WHAT THE TASK REQUIRES: Find how many lines hold the word "make" and give that number only.

-- start DATA EXTRACT --

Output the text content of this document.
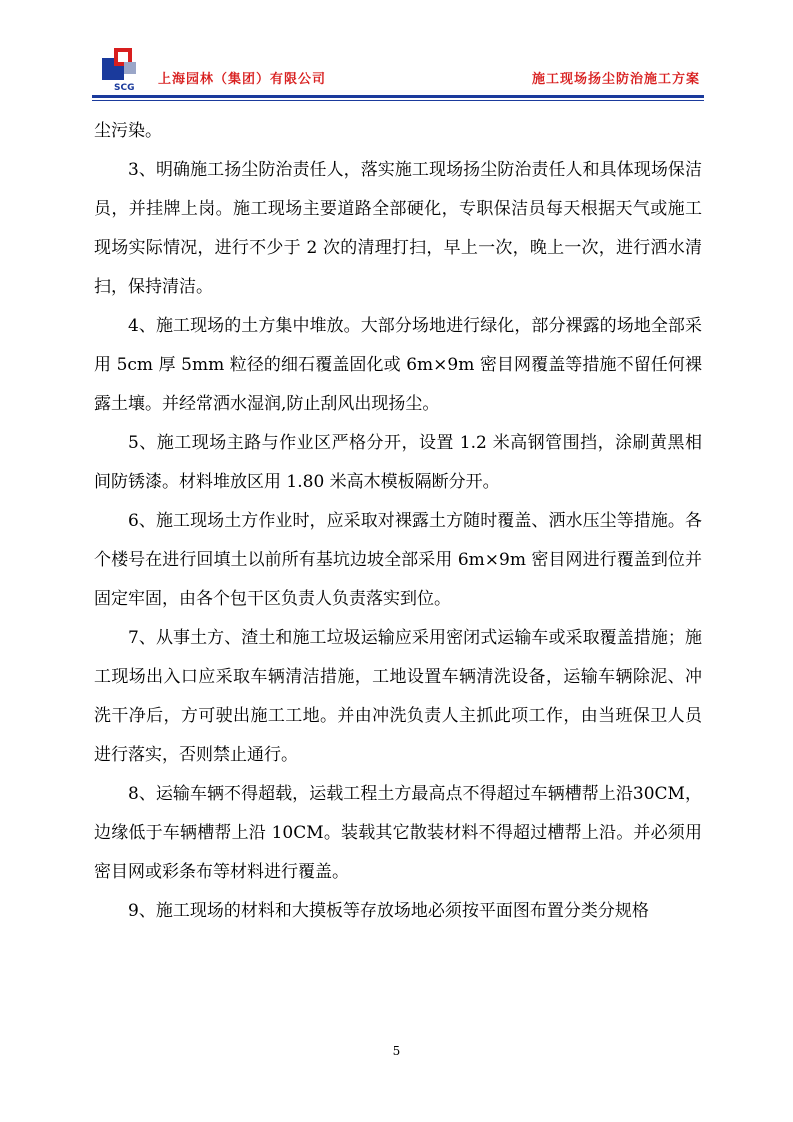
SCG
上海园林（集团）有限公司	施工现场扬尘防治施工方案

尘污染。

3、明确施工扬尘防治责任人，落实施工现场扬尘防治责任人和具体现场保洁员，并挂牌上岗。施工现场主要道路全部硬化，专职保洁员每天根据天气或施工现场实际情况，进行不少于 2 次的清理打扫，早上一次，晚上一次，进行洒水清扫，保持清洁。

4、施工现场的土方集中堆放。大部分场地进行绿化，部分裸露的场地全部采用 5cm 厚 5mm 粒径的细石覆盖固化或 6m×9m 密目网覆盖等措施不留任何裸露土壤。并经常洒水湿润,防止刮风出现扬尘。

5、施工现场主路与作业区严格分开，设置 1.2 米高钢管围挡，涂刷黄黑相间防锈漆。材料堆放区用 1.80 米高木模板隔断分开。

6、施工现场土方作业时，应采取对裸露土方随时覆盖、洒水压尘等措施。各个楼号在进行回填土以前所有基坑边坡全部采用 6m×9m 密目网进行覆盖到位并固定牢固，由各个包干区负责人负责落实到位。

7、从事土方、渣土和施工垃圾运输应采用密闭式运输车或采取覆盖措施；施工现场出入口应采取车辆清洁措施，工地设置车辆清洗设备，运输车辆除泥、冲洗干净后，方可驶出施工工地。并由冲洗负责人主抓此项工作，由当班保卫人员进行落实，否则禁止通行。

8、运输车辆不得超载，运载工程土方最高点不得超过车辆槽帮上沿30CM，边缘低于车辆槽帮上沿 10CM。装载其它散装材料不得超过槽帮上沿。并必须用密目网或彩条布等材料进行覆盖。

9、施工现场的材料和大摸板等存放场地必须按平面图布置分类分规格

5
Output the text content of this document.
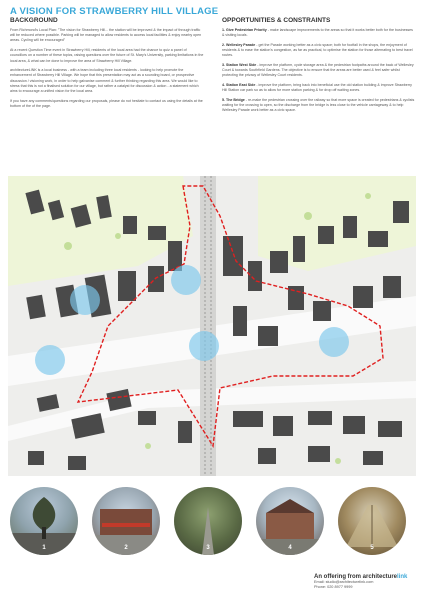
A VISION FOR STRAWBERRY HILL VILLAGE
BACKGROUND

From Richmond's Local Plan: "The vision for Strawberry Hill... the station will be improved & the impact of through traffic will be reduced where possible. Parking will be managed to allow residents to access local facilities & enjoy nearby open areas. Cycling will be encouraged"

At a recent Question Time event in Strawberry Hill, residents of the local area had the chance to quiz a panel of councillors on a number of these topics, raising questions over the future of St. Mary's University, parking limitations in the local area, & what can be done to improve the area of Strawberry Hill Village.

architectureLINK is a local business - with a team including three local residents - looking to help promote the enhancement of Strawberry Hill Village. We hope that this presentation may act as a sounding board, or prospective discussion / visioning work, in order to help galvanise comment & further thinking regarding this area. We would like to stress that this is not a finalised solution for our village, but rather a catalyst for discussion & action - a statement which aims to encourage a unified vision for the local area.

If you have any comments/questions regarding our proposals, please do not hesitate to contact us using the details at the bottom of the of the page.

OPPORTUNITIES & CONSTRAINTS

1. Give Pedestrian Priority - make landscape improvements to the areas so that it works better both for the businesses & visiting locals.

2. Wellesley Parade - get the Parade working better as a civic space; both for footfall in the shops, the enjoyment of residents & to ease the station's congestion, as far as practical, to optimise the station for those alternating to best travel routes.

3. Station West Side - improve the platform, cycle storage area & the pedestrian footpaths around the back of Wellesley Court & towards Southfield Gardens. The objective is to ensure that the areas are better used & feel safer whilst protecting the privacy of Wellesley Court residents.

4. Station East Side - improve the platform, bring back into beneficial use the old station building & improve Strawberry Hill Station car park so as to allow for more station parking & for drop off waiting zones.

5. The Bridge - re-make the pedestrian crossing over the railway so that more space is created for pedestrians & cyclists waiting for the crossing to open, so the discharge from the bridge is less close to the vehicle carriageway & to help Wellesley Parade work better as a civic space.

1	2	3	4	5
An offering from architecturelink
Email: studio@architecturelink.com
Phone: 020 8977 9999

-- end DATA EXTRACT --
-- start DATA EXTRACT --

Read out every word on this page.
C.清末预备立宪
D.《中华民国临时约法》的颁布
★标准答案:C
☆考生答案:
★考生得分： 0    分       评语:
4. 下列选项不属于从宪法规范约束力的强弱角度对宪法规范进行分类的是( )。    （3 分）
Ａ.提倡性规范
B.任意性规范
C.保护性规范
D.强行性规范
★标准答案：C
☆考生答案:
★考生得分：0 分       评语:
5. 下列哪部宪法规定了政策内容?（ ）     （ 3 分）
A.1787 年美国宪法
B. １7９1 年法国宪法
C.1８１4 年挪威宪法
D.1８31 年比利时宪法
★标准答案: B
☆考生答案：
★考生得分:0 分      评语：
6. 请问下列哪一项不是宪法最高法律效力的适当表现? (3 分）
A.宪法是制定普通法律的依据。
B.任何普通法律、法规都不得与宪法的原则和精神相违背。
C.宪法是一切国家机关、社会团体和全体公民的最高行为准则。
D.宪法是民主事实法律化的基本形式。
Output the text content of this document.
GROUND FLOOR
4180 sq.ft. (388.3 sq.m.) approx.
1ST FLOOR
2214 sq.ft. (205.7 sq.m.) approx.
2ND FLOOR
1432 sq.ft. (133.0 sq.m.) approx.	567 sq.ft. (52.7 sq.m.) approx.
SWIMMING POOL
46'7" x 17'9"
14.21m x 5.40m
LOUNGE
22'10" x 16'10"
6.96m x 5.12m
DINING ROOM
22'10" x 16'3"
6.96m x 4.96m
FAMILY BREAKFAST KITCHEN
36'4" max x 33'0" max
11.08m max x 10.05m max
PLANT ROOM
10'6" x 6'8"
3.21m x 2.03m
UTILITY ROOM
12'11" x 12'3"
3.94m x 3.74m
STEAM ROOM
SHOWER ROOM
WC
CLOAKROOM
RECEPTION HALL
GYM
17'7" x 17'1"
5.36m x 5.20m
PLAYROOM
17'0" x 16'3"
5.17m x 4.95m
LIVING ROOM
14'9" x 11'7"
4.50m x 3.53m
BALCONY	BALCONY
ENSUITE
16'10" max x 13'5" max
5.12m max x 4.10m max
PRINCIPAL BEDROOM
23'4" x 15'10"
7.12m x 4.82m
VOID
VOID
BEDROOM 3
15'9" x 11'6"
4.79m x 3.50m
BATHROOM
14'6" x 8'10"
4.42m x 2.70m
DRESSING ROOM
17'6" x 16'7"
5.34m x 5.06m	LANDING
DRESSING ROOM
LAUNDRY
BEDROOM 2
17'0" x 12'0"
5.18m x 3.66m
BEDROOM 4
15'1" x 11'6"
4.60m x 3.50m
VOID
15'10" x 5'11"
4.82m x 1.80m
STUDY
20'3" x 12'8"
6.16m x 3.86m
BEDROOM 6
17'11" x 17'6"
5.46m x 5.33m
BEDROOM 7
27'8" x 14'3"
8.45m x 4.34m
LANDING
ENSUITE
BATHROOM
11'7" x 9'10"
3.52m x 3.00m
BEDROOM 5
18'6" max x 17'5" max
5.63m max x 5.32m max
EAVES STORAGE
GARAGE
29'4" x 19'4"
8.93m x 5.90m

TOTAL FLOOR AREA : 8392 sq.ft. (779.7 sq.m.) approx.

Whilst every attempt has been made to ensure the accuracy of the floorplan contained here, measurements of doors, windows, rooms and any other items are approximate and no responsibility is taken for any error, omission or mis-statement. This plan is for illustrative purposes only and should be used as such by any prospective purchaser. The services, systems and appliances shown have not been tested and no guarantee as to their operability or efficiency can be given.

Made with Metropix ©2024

-- end DATA EXTRACT --
-- start DATA EXTRACT --

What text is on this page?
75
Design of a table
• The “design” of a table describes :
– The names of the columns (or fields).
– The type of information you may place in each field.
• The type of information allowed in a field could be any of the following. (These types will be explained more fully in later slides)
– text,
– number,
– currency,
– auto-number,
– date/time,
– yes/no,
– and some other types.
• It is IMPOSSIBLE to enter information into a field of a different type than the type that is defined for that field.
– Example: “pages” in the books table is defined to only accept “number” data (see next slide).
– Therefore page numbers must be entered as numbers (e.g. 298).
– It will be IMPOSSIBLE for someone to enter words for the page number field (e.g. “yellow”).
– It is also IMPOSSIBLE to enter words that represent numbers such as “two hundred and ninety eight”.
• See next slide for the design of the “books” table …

-- end DATA EXTRACT --

EXERCISE RESPONSE: 2